* Aim *
Will you output the entries below exactly, skipping every image they contain?

* Data provided *
---

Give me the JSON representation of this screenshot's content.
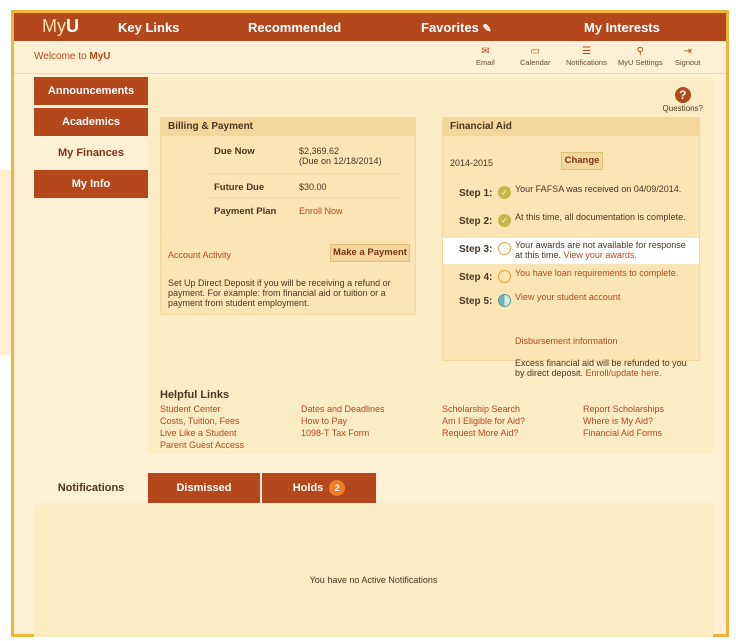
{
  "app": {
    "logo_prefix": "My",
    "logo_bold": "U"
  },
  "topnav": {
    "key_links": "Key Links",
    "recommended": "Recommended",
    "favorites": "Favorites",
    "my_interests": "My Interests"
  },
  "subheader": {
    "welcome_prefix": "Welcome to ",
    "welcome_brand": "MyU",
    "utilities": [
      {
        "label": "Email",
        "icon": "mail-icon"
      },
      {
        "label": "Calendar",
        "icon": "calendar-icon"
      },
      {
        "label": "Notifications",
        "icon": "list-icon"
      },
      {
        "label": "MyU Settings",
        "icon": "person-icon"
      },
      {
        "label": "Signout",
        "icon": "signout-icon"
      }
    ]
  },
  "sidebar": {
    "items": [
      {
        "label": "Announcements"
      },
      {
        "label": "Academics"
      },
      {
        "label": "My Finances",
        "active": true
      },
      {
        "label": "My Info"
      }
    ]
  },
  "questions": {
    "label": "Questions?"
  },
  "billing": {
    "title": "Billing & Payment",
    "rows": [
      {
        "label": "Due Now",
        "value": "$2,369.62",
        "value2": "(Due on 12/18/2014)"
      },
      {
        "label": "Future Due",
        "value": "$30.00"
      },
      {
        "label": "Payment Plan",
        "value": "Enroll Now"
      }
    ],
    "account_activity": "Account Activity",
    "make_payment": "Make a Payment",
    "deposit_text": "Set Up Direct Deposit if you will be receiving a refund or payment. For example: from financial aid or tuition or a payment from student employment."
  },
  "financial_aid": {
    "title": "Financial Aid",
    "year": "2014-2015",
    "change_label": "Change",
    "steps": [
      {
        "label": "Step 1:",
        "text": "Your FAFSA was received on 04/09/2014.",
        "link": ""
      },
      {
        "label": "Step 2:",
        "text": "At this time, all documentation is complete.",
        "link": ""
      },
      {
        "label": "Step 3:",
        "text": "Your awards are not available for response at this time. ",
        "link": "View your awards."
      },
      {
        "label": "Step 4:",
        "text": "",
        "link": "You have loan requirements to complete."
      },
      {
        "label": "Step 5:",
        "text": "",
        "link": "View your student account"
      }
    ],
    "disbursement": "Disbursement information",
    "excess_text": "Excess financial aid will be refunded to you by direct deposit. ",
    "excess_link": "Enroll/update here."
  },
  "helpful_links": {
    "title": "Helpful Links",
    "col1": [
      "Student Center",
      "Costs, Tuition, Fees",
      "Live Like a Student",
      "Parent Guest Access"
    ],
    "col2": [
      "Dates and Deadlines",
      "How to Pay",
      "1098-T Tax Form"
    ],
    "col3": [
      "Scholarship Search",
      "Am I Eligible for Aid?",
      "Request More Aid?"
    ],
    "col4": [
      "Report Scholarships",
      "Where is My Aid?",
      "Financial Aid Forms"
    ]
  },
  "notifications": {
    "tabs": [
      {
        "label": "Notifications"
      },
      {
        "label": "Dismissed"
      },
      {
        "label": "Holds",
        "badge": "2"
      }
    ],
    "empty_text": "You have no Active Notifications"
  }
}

---

* Response to the exercise *
Give me the JSON representation of this screenshot's content.
{
  "app": {
    "logo_prefix": "My",
    "logo_bold": "U"
  },
  "topnav": {
    "key_links": "Key Links",
    "recommended": "Recommended",
    "favorites": "Favorites",
    "my_interests": "My Interests"
  },
  "subheader": {
    "welcome_prefix": "Welcome to ",
    "welcome_brand": "MyU",
    "utilities": [
      {
        "label": "Email",
        "icon": "mail-icon"
      },
      {
        "label": "Calendar",
        "icon": "calendar-icon"
      },
      {
        "label": "Notifications",
        "icon": "list-icon"
      },
      {
        "label": "MyU Settings",
        "icon": "person-icon"
      },
      {
        "label": "Signout",
        "icon": "signout-icon"
      }
    ]
  },
  "sidebar": {
    "items": [
      {
        "label": "Announcements"
      },
      {
        "label": "Academics"
      },
      {
        "label": "My Finances",
        "active": true
      },
      {
        "label": "My Info"
      }
    ]
  },
  "questions": {
    "label": "Questions?"
  },
  "billing": {
    "title": "Billing & Payment",
    "rows": [
      {
        "label": "Due Now",
        "value": "$2,369.62",
        "value2": "(Due on 12/18/2014)"
      },
      {
        "label": "Future Due",
        "value": "$30.00"
      },
      {
        "label": "Payment Plan",
        "value": "Enroll Now"
      }
    ],
    "account_activity": "Account Activity",
    "make_payment": "Make a Payment",
    "deposit_text": "Set Up Direct Deposit if you will be receiving a refund or payment. For example: from financial aid or tuition or a payment from student employment."
  },
  "financial_aid": {
    "title": "Financial Aid",
    "year": "2014-2015",
    "change_label": "Change",
    "steps": [
      {
        "label": "Step 1:",
        "text": "Your FAFSA was received on 04/09/2014.",
        "link": ""
      },
      {
        "label": "Step 2:",
        "text": "At this time, all documentation is complete.",
        "link": ""
      },
      {
        "label": "Step 3:",
        "text": "Your awards are not available for response at this time. ",
        "link": "View your awards."
      },
      {
        "label": "Step 4:",
        "text": "",
        "link": "You have loan requirements to complete."
      },
      {
        "label": "Step 5:",
        "text": "",
        "link": "View your student account"
      }
    ],
    "disbursement": "Disbursement information",
    "excess_text": "Excess financial aid will be refunded to you by direct deposit. ",
    "excess_link": "Enroll/update here."
  },
  "helpful_links": {
    "title": "Helpful Links",
    "col1": [
      "Student Center",
      "Costs, Tuition, Fees",
      "Live Like a Student",
      "Parent Guest Access"
    ],
    "col2": [
      "Dates and Deadlines",
      "How to Pay",
      "1098-T Tax Form"
    ],
    "col3": [
      "Scholarship Search",
      "Am I Eligible for Aid?",
      "Request More Aid?"
    ],
    "col4": [
      "Report Scholarships",
      "Where is My Aid?",
      "Financial Aid Forms"
    ]
  },
  "notifications": {
    "tabs": [
      {
        "label": "Notifications"
      },
      {
        "label": "Dismissed"
      },
      {
        "label": "Holds",
        "badge": "2"
      }
    ],
    "empty_text": "You have no Active Notifications"
  }
}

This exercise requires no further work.